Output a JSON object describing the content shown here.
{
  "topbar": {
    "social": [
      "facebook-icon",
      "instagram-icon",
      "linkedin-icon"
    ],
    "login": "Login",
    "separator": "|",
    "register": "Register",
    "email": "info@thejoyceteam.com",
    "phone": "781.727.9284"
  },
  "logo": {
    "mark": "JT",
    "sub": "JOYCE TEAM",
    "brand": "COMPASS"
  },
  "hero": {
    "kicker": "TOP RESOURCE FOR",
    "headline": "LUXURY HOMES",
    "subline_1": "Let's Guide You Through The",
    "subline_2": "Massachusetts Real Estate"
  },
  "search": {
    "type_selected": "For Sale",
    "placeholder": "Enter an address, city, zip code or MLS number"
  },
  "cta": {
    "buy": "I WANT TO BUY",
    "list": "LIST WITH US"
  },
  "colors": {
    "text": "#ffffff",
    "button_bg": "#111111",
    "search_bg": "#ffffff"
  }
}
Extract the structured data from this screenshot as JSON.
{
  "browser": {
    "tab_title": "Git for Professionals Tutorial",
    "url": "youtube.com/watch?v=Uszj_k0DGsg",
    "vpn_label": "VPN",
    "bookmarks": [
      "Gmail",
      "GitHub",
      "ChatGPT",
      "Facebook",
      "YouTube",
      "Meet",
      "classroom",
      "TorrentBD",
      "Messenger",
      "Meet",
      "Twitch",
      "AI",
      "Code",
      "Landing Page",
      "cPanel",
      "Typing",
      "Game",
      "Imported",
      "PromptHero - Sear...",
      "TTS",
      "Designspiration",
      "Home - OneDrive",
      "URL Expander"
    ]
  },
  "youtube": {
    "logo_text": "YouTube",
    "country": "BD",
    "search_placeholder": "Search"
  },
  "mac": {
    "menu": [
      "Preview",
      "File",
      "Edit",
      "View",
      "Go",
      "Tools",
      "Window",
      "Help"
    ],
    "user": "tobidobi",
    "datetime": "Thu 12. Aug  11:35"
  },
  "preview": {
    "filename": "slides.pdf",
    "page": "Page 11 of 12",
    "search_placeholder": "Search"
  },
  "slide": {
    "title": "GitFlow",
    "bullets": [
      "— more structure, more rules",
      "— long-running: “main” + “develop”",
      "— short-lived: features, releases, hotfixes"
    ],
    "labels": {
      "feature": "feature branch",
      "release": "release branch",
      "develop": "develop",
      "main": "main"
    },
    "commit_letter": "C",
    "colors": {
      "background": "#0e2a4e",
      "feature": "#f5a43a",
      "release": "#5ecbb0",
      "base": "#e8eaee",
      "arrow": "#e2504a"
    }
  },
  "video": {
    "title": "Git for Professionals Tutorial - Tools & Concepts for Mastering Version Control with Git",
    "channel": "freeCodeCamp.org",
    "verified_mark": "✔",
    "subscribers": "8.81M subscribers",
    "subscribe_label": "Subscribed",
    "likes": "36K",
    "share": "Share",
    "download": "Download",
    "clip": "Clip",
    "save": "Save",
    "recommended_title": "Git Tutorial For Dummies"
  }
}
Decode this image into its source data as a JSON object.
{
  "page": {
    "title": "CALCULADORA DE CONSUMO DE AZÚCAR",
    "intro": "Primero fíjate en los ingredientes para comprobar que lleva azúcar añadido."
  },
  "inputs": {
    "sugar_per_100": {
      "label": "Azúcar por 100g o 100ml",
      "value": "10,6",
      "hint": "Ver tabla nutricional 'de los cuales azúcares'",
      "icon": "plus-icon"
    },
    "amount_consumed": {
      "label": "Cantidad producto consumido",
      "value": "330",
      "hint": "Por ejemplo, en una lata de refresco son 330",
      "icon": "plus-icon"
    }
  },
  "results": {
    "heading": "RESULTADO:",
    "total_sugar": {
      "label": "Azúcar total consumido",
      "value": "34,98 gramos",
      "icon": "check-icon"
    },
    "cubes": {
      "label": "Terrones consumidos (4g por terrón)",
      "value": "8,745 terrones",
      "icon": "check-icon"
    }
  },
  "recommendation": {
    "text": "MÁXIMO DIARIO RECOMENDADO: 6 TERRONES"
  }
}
-------
--- Do this ---
Please output the entire listing exactly as it stands.

--- Output for this exercise ---
Output a JSON object describing the content shown here.
{
  "topbar": {
    "social": [
      "facebook-icon",
      "instagram-icon",
      "linkedin-icon"
    ],
    "login": "Login",
    "separator": "|",
    "register": "Register",
    "email": "info@thejoyceteam.com",
    "phone": "781.727.9284"
  },
  "logo": {
    "mark": "JT",
    "sub": "JOYCE TEAM",
    "brand": "COMPASS"
  },
  "hero": {
    "kicker": "TOP RESOURCE FOR",
    "headline": "LUXURY HOMES",
    "subline_1": "Let's Guide You Through The",
    "subline_2": "Massachusetts Real Estate"
  },
  "search": {
    "type_selected": "For Sale",
    "placeholder": "Enter an address, city, zip code or MLS number"
  },
  "cta": {
    "buy": "I WANT TO BUY",
    "list": "LIST WITH US"
  },
  "colors": {
    "text": "#ffffff",
    "button_bg": "#111111",
    "search_bg": "#ffffff"
  }
}
Extract the structured data from this screenshot as JSON.
{
  "browser": {
    "tab_title": "Git for Professionals Tutorial",
    "url": "youtube.com/watch?v=Uszj_k0DGsg",
    "vpn_label": "VPN",
    "bookmarks": [
      "Gmail",
      "GitHub",
      "ChatGPT",
      "Facebook",
      "YouTube",
      "Meet",
      "classroom",
      "TorrentBD",
      "Messenger",
      "Meet",
      "Twitch",
      "AI",
      "Code",
      "Landing Page",
      "cPanel",
      "Typing",
      "Game",
      "Imported",
      "PromptHero - Sear...",
      "TTS",
      "Designspiration",
      "Home - OneDrive",
      "URL Expander"
    ]
  },
  "youtube": {
    "logo_text": "YouTube",
    "country": "BD",
    "search_placeholder": "Search"
  },
  "mac": {
    "menu": [
      "Preview",
      "File",
      "Edit",
      "View",
      "Go",
      "Tools",
      "Window",
      "Help"
    ],
    "user": "tobidobi",
    "datetime": "Thu 12. Aug  11:35"
  },
  "preview": {
    "filename": "slides.pdf",
    "page": "Page 11 of 12",
    "search_placeholder": "Search"
  },
  "slide": {
    "title": "GitFlow",
    "bullets": [
      "— more structure, more rules",
      "— long-running: “main” + “develop”",
      "— short-lived: features, releases, hotfixes"
    ],
    "labels": {
      "feature": "feature branch",
      "release": "release branch",
      "develop": "develop",
      "main": "main"
    },
    "commit_letter": "C",
    "colors": {
      "background": "#0e2a4e",
      "feature": "#f5a43a",
      "release": "#5ecbb0",
      "base": "#e8eaee",
      "arrow": "#e2504a"
    }
  },
  "video": {
    "title": "Git for Professionals Tutorial - Tools & Concepts for Mastering Version Control with Git",
    "channel": "freeCodeCamp.org",
    "verified_mark": "✔",
    "subscribers": "8.81M subscribers",
    "subscribe_label": "Subscribed",
    "likes": "36K",
    "share": "Share",
    "download": "Download",
    "clip": "Clip",
    "save": "Save",
    "recommended_title": "Git Tutorial For Dummies"
  }
}
Decode this image into its source data as a JSON object.
{
  "page": {
    "title": "CALCULADORA DE CONSUMO DE AZÚCAR",
    "intro": "Primero fíjate en los ingredientes para comprobar que lleva azúcar añadido."
  },
  "inputs": {
    "sugar_per_100": {
      "label": "Azúcar por 100g o 100ml",
      "value": "10,6",
      "hint": "Ver tabla nutricional 'de los cuales azúcares'",
      "icon": "plus-icon"
    },
    "amount_consumed": {
      "label": "Cantidad producto consumido",
      "value": "330",
      "hint": "Por ejemplo, en una lata de refresco son 330",
      "icon": "plus-icon"
    }
  },
  "results": {
    "heading": "RESULTADO:",
    "total_sugar": {
      "label": "Azúcar total consumido",
      "value": "34,98 gramos",
      "icon": "check-icon"
    },
    "cubes": {
      "label": "Terrones consumidos (4g por terrón)",
      "value": "8,745 terrones",
      "icon": "check-icon"
    }
  },
  "recommendation": {
    "text": "MÁXIMO DIARIO RECOMENDADO: 6 TERRONES"
  }
}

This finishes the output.